- [Exercise aim]: Can you quote, word for word, the run of entries below that opens with the line containing "sidebar-item-label: REIMBURSEMENT <box>47" and closes with the line containing "sidebar-item-label: DASHBOARD <box>47", both of those lines included, and nothing else?

[start Data shown]

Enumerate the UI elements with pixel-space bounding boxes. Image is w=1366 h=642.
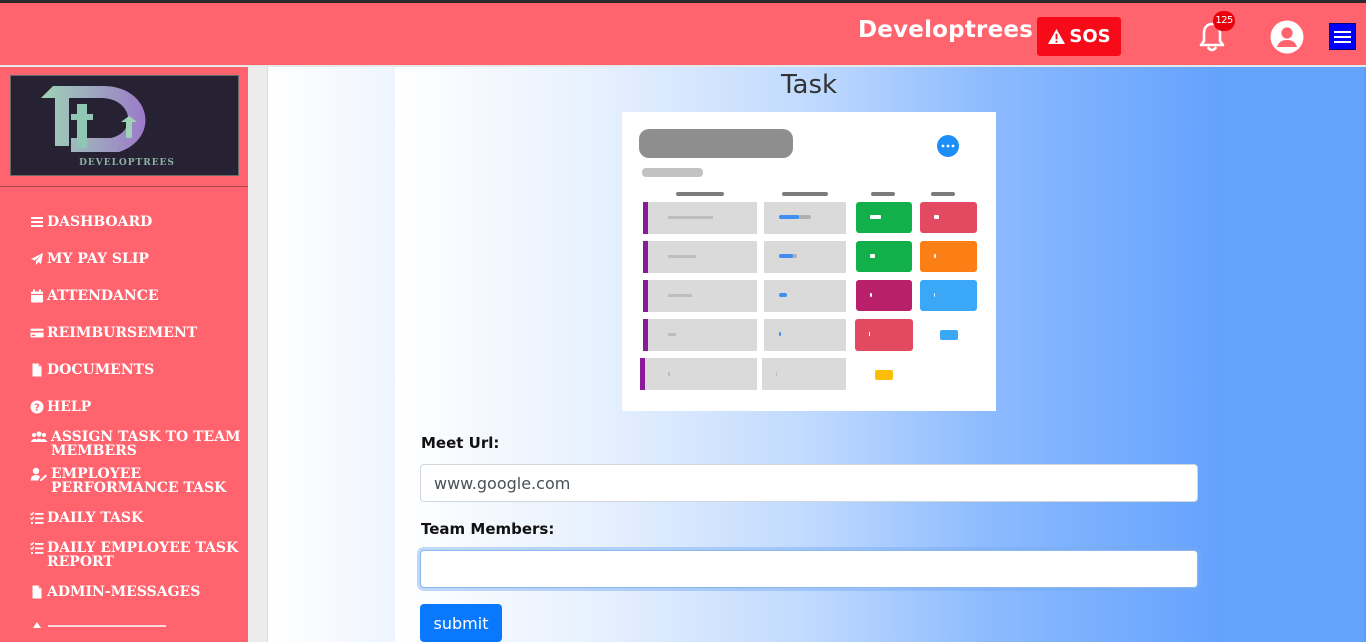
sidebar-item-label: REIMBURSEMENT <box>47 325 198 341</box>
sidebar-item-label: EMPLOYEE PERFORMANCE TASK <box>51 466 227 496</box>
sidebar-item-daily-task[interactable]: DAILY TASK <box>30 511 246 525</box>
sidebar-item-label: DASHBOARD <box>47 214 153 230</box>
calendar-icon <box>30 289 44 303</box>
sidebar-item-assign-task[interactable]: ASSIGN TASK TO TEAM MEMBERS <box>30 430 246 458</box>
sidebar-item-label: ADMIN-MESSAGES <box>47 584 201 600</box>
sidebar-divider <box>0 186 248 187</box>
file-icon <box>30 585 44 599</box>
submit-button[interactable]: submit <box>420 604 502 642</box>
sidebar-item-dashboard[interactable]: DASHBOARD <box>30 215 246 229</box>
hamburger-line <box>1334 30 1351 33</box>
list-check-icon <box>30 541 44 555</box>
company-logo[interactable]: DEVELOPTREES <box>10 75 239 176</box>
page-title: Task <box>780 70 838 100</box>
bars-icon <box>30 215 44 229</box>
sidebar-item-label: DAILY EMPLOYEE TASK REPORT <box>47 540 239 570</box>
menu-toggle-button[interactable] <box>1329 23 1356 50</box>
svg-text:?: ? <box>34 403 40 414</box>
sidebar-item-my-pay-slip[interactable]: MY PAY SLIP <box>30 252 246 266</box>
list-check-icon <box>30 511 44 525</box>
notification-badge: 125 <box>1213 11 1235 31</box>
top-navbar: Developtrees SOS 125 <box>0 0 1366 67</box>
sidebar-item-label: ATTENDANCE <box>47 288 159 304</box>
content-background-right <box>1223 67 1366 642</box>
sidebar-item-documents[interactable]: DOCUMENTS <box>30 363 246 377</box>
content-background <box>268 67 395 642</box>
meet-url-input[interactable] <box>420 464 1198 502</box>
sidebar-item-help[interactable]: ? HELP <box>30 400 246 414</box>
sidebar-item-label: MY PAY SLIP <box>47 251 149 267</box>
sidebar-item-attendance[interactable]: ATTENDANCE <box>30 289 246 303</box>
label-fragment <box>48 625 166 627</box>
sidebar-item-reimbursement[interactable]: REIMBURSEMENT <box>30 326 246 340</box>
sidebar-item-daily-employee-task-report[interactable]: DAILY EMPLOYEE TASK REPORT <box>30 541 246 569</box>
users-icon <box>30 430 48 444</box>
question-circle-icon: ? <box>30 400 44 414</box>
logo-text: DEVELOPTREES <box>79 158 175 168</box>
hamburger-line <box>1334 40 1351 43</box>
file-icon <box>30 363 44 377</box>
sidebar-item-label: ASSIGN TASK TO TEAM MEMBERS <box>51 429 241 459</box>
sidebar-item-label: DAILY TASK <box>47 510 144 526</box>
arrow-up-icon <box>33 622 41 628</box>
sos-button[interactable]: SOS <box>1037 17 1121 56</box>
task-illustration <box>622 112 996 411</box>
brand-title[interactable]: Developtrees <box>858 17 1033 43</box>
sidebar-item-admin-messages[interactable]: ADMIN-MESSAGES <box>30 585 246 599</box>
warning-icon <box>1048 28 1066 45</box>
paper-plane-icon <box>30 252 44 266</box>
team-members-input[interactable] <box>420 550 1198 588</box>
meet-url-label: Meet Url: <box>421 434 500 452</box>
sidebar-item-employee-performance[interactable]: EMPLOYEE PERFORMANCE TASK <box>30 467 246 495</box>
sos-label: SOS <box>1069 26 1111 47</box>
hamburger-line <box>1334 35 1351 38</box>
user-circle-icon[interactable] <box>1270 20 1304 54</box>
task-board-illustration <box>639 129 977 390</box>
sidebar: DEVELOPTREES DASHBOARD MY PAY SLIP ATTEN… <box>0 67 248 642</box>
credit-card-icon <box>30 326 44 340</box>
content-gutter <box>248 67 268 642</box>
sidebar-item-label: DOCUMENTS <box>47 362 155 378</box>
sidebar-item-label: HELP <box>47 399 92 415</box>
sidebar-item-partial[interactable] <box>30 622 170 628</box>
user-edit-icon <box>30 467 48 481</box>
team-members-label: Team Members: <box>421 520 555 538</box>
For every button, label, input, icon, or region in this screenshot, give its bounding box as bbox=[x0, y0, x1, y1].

[end Data shown]
[start Data shown]

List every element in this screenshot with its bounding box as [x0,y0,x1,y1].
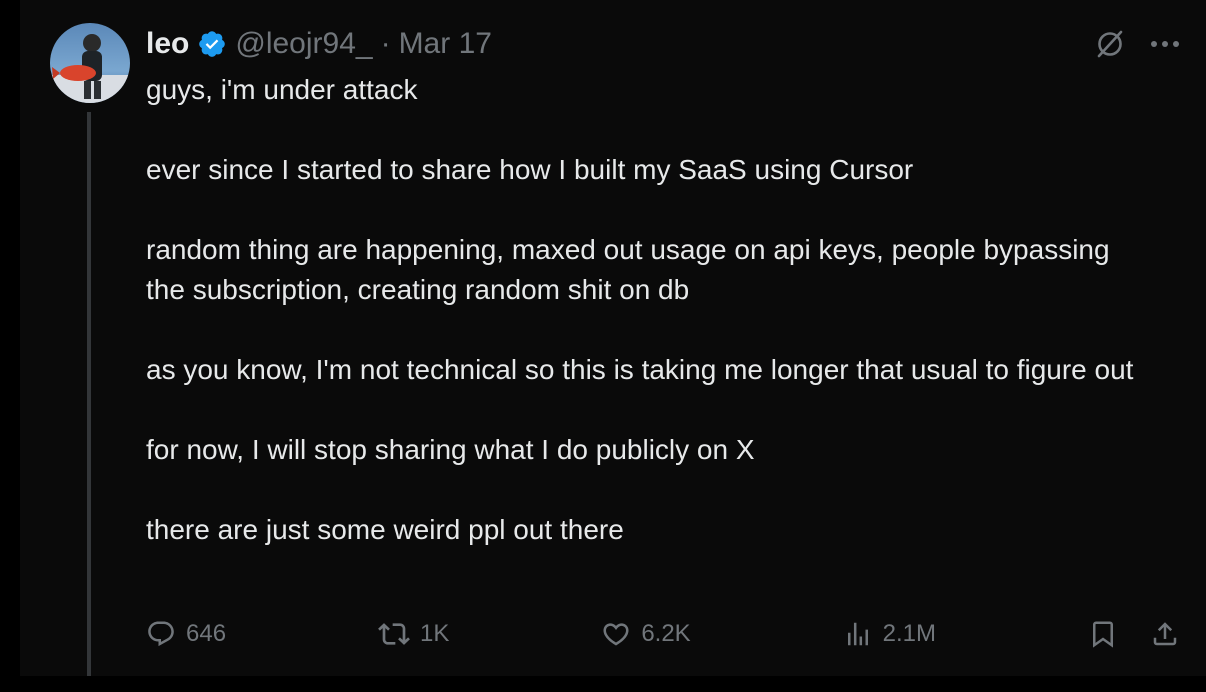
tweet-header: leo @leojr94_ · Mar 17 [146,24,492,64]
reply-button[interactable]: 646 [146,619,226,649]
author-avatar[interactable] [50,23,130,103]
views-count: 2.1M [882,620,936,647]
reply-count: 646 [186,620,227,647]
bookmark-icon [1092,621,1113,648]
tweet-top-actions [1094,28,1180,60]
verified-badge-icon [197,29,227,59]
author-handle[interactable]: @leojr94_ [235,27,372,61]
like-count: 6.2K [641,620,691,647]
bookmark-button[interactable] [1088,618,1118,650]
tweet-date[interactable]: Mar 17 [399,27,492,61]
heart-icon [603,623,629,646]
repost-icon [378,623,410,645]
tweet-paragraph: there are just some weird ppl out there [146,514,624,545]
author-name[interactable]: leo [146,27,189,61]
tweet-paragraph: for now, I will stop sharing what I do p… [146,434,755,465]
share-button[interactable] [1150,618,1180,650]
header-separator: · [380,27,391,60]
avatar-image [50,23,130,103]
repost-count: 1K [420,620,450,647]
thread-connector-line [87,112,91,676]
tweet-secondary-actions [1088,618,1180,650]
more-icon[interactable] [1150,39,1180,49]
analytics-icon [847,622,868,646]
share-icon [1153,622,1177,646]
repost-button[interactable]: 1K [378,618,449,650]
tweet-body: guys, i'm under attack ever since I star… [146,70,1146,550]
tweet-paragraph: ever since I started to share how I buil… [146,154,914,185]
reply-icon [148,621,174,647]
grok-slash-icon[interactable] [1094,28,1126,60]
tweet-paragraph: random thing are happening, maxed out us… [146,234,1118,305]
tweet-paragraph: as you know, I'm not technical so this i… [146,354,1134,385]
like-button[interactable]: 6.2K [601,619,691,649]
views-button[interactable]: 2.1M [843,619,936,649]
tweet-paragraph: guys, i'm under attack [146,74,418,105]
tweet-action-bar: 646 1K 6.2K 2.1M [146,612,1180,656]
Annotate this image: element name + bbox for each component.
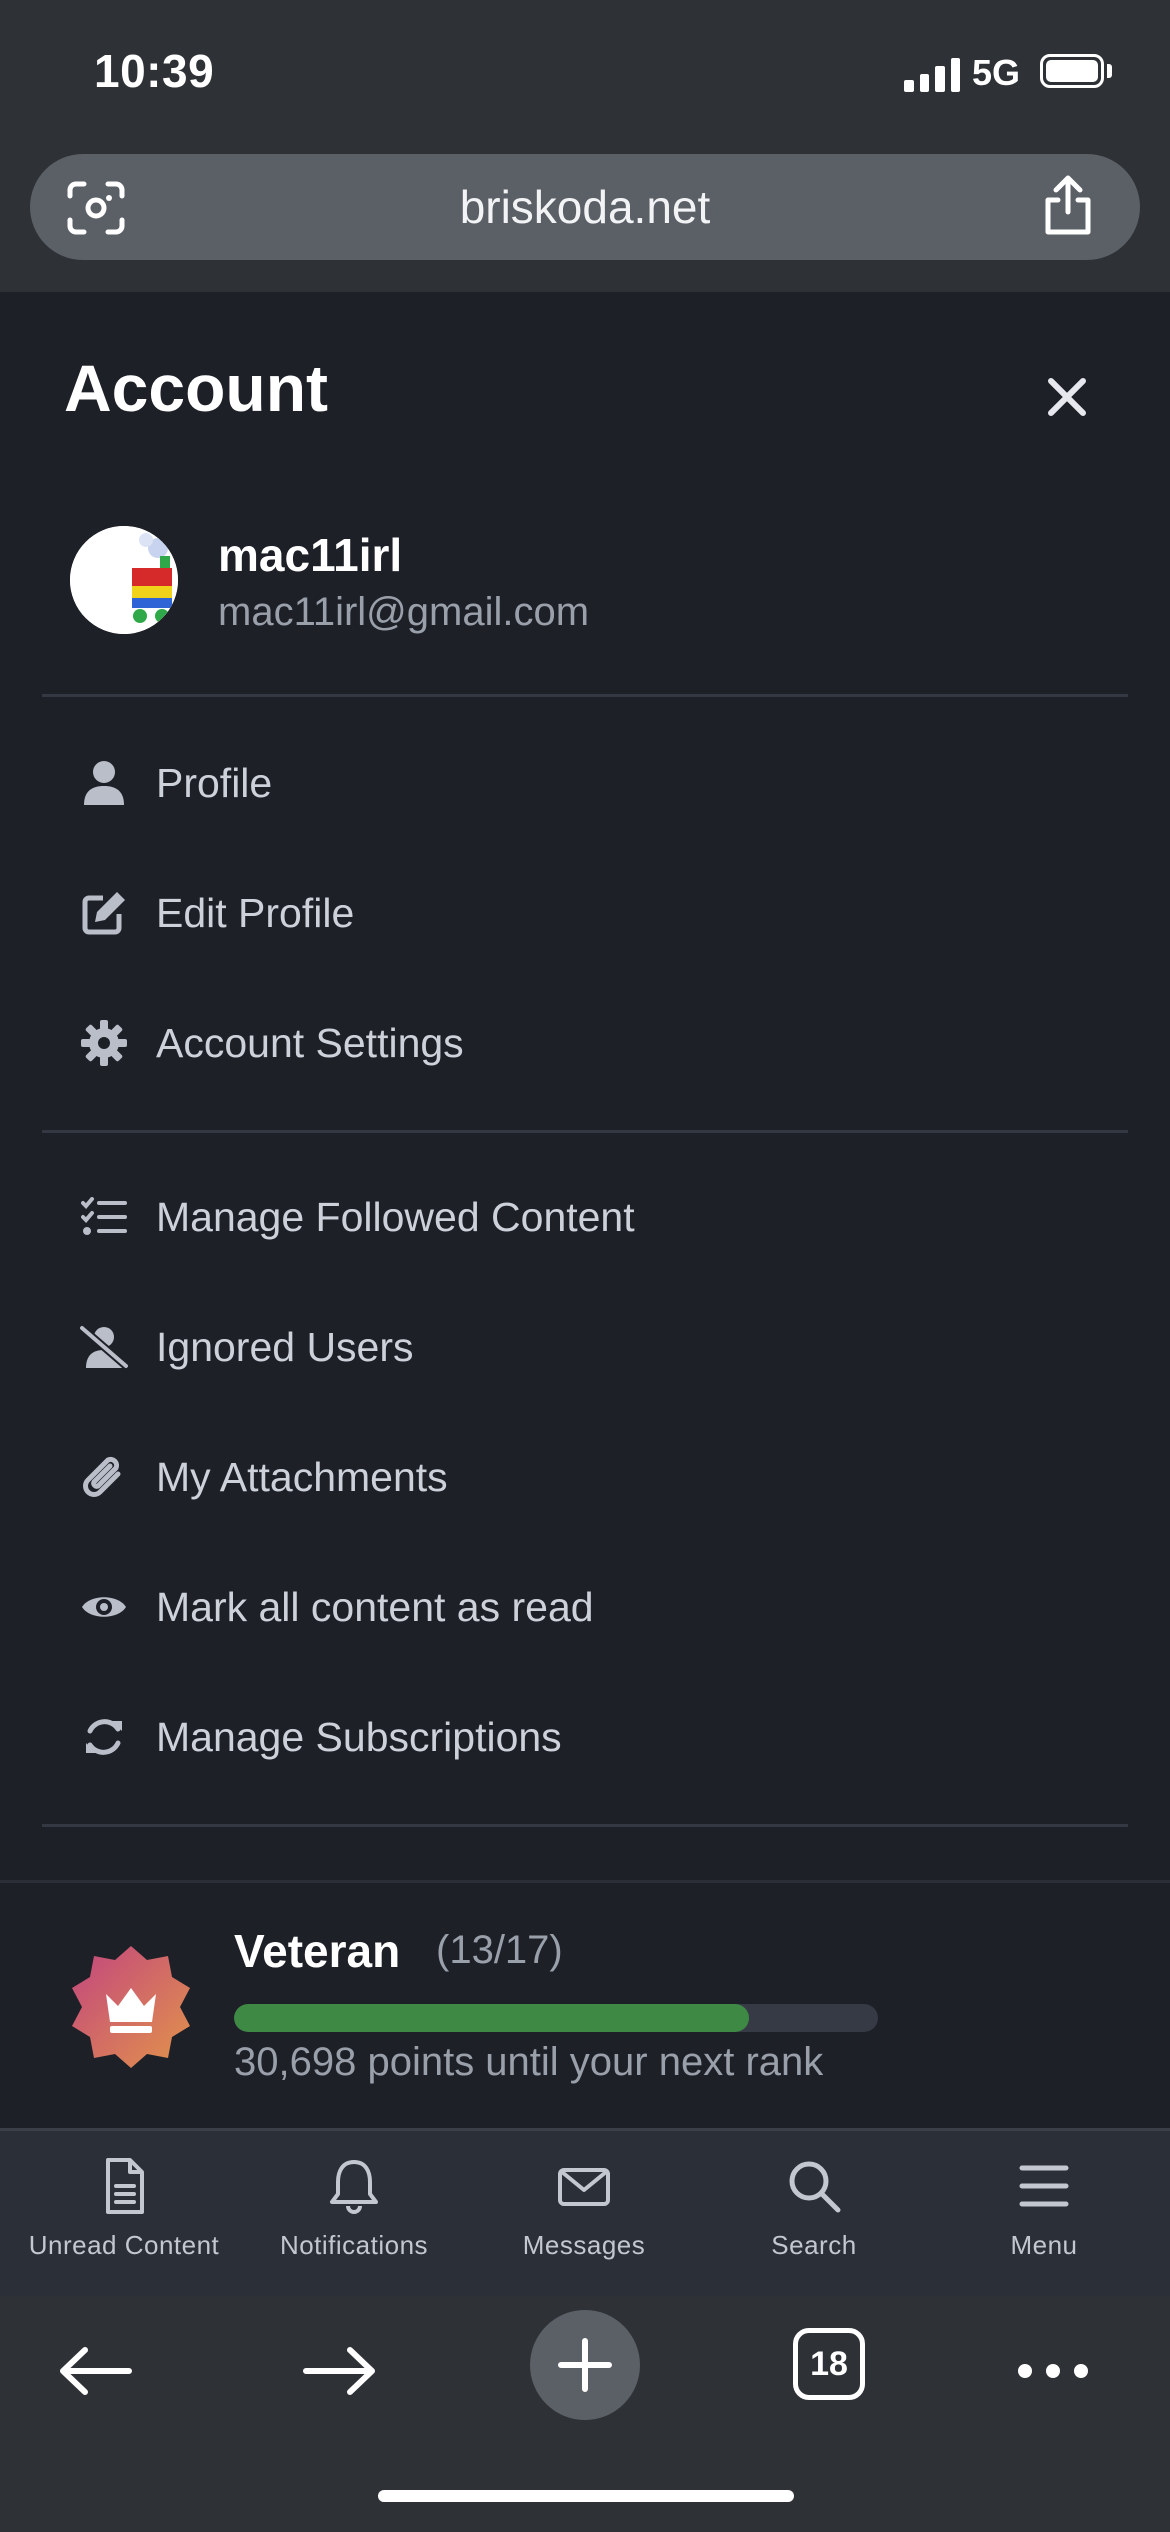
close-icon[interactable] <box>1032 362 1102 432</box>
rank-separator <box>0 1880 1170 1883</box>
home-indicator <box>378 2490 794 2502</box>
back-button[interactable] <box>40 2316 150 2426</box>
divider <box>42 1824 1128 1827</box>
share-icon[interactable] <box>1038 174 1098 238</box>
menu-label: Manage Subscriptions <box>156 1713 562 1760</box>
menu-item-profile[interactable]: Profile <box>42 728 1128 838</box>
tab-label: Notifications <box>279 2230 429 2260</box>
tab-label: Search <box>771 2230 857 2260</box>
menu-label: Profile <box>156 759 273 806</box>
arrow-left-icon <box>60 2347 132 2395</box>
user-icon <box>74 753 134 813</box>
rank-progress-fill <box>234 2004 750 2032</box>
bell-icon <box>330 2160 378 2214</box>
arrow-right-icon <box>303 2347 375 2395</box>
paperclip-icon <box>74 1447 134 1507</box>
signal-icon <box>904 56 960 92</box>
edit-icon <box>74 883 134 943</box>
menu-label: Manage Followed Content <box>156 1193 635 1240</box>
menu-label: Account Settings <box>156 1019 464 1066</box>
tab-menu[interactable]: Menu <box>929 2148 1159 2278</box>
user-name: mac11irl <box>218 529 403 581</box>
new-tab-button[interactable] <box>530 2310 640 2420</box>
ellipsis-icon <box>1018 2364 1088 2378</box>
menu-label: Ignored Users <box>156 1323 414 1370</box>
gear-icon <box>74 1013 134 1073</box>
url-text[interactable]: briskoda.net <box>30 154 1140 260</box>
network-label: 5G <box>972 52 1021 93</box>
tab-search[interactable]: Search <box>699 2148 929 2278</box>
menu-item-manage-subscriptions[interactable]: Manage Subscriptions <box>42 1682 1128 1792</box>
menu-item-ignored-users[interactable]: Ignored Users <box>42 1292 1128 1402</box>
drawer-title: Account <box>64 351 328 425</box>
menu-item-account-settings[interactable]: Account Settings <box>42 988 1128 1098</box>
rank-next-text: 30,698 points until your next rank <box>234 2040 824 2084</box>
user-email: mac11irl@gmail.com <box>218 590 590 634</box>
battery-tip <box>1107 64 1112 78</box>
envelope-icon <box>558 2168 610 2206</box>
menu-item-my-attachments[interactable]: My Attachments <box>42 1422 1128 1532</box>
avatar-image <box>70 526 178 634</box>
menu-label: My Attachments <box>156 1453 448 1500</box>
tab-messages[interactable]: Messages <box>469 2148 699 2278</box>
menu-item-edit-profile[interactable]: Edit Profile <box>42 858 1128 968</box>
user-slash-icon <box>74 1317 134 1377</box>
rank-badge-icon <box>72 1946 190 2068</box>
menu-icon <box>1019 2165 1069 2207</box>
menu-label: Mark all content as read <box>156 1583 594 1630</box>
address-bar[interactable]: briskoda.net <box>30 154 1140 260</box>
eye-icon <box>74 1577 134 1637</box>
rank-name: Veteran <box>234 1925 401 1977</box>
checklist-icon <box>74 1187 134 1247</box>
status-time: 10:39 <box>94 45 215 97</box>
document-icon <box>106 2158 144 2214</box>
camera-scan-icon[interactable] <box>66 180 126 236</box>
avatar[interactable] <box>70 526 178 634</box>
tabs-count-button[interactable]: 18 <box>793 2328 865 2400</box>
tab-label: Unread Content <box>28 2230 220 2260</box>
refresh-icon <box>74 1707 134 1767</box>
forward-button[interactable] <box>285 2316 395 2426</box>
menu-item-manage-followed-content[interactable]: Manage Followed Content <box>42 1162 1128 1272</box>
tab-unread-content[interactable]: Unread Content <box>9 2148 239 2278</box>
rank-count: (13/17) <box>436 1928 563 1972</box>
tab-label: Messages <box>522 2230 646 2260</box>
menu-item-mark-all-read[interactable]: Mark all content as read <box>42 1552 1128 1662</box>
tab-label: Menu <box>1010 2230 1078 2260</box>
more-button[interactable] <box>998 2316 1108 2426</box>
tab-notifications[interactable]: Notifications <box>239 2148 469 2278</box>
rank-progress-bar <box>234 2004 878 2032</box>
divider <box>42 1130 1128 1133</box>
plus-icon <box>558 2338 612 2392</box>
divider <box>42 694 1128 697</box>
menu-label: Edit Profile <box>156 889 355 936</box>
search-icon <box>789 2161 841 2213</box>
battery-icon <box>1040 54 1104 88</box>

[end Data shown]
[start Data shown]

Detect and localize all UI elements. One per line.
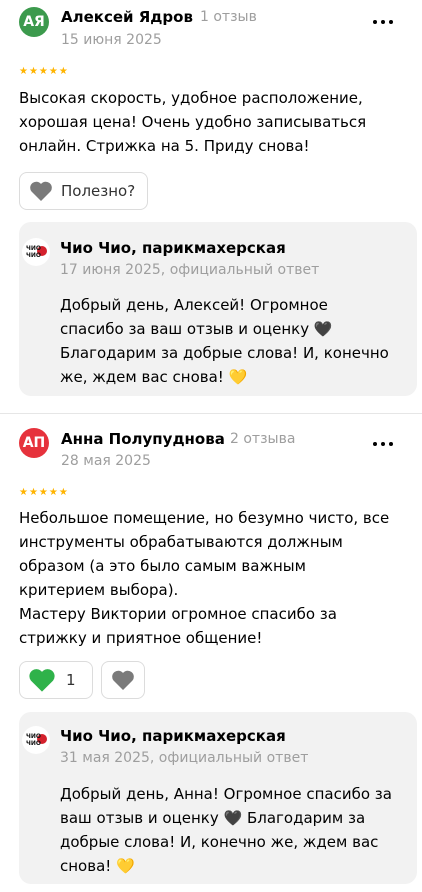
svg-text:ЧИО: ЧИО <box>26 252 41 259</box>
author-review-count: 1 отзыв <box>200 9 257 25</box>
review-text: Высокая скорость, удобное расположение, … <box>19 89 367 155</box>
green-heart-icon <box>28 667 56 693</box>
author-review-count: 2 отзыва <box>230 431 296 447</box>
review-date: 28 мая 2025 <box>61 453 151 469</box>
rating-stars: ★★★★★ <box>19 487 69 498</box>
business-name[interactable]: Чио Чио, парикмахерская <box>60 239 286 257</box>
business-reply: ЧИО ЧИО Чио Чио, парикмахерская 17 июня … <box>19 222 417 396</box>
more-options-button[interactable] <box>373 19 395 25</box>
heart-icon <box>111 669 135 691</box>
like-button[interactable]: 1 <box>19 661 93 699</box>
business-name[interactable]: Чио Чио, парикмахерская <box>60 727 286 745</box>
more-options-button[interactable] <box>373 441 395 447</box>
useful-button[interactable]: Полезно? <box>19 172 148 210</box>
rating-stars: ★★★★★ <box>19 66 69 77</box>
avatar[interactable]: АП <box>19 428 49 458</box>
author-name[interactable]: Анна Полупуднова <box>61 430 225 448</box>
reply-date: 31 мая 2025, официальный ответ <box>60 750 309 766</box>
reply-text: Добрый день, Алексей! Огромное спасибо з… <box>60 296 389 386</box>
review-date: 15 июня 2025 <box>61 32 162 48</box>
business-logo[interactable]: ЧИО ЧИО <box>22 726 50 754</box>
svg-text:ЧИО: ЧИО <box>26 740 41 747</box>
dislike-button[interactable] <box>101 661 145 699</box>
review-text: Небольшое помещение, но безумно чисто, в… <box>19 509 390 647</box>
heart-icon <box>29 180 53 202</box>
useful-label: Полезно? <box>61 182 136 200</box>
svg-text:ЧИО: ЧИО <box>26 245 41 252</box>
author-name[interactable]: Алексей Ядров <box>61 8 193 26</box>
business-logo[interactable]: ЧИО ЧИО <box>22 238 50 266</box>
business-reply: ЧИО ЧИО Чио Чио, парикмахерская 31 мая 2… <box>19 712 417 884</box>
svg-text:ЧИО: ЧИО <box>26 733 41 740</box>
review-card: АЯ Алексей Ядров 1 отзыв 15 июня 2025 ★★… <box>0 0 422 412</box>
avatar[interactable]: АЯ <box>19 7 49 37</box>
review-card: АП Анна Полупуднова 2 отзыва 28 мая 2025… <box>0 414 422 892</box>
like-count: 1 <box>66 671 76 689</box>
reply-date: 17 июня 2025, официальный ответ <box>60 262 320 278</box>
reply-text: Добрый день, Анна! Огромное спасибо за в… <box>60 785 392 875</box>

[end Data shown]

- [The output]:
sidebar-item-label: REIMBURSEMENT <box>47 325 198 341</box>
sidebar-item-label: EMPLOYEE PERFORMANCE TASK <box>51 466 227 496</box>
sidebar-item-daily-task[interactable]: DAILY TASK <box>30 511 246 525</box>
sidebar-item-label: DASHBOARD <box>47 214 153 230</box>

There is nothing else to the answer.